## Required work:
Take every line that has the string "среда" and copy it out.

## Rows:
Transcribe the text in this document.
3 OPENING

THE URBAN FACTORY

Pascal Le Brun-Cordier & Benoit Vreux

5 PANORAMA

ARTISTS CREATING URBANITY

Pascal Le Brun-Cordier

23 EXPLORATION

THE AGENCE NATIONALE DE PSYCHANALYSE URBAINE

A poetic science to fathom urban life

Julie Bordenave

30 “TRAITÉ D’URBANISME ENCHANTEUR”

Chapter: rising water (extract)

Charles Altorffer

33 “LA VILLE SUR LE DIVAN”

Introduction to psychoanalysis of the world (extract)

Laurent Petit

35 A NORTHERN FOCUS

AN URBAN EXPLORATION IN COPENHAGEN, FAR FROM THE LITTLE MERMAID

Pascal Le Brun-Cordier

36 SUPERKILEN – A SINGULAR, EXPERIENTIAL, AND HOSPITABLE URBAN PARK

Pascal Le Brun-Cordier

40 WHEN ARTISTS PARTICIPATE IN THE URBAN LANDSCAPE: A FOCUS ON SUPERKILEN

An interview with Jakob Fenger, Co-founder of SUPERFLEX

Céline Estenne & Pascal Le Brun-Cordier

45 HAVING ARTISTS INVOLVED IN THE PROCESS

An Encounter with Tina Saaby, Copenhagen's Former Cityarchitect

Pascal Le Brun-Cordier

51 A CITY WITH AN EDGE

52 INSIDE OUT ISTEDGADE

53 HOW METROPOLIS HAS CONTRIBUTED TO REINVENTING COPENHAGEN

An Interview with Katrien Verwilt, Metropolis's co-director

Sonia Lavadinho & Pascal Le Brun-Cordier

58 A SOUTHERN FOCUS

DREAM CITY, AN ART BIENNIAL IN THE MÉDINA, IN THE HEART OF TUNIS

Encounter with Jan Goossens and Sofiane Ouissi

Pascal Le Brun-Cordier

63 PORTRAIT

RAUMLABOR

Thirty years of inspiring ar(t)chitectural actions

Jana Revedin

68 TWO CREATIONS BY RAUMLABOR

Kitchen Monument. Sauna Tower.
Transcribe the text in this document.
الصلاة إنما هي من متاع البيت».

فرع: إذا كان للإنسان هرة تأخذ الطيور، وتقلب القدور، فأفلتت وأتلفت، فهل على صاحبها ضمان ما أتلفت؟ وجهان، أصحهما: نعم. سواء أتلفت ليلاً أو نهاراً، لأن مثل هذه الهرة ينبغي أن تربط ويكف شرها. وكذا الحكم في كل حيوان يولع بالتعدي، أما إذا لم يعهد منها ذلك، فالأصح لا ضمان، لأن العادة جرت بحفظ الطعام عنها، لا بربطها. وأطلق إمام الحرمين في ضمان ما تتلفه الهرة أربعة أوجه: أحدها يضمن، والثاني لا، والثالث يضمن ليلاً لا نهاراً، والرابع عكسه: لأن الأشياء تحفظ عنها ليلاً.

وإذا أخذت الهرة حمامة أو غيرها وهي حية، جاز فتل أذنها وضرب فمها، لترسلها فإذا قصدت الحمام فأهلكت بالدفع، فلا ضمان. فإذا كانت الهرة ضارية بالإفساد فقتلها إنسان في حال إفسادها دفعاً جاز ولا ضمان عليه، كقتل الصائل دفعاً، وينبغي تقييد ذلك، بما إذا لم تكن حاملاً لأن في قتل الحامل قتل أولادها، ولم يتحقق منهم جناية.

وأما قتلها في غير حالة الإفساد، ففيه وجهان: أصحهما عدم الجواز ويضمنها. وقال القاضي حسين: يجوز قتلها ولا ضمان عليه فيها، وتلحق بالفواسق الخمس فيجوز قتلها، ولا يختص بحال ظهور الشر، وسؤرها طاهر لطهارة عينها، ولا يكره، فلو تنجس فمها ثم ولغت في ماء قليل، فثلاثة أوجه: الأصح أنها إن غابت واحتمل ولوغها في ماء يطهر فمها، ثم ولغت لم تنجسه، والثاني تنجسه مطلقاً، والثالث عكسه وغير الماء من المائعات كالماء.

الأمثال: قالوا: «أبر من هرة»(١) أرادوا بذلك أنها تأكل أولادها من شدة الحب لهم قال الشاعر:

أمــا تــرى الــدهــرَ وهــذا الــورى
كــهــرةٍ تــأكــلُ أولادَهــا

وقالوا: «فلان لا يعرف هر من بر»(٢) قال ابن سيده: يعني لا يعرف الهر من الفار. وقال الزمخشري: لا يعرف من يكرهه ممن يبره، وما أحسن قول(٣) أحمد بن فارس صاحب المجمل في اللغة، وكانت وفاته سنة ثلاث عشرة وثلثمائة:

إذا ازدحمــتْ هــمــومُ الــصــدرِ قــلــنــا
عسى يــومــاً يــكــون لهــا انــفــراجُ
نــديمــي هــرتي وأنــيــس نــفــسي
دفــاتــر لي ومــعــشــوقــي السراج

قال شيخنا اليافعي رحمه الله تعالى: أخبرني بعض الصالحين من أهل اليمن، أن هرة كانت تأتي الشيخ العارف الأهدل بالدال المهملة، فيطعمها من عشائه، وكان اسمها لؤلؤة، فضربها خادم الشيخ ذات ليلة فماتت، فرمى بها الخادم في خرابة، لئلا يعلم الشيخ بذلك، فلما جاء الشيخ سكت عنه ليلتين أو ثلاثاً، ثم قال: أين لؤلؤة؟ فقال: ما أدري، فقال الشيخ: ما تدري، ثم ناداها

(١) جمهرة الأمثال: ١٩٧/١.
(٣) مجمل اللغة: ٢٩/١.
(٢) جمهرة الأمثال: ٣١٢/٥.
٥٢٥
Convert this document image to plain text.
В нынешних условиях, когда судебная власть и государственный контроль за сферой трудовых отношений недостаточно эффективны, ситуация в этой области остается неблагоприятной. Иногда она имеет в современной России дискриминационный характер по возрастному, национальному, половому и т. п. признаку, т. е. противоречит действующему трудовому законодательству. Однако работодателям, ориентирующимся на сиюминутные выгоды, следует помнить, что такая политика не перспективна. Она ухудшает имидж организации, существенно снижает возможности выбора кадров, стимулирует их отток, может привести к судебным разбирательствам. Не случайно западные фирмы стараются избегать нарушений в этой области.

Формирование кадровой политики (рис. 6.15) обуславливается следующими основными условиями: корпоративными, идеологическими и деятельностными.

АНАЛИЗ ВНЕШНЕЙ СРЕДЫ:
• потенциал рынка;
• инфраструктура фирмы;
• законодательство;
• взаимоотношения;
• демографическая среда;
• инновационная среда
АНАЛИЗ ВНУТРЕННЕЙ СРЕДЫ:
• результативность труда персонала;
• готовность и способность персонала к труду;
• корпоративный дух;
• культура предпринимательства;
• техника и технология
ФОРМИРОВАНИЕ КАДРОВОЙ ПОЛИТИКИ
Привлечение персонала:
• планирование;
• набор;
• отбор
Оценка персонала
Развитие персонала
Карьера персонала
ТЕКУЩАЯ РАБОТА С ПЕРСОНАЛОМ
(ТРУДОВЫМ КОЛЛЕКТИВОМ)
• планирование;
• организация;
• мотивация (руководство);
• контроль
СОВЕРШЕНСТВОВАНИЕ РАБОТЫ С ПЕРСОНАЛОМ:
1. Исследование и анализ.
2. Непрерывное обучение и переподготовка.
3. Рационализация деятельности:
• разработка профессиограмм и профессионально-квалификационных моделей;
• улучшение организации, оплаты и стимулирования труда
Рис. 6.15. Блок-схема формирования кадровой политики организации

## Task output:
• демографическая среда;
• инновационная среда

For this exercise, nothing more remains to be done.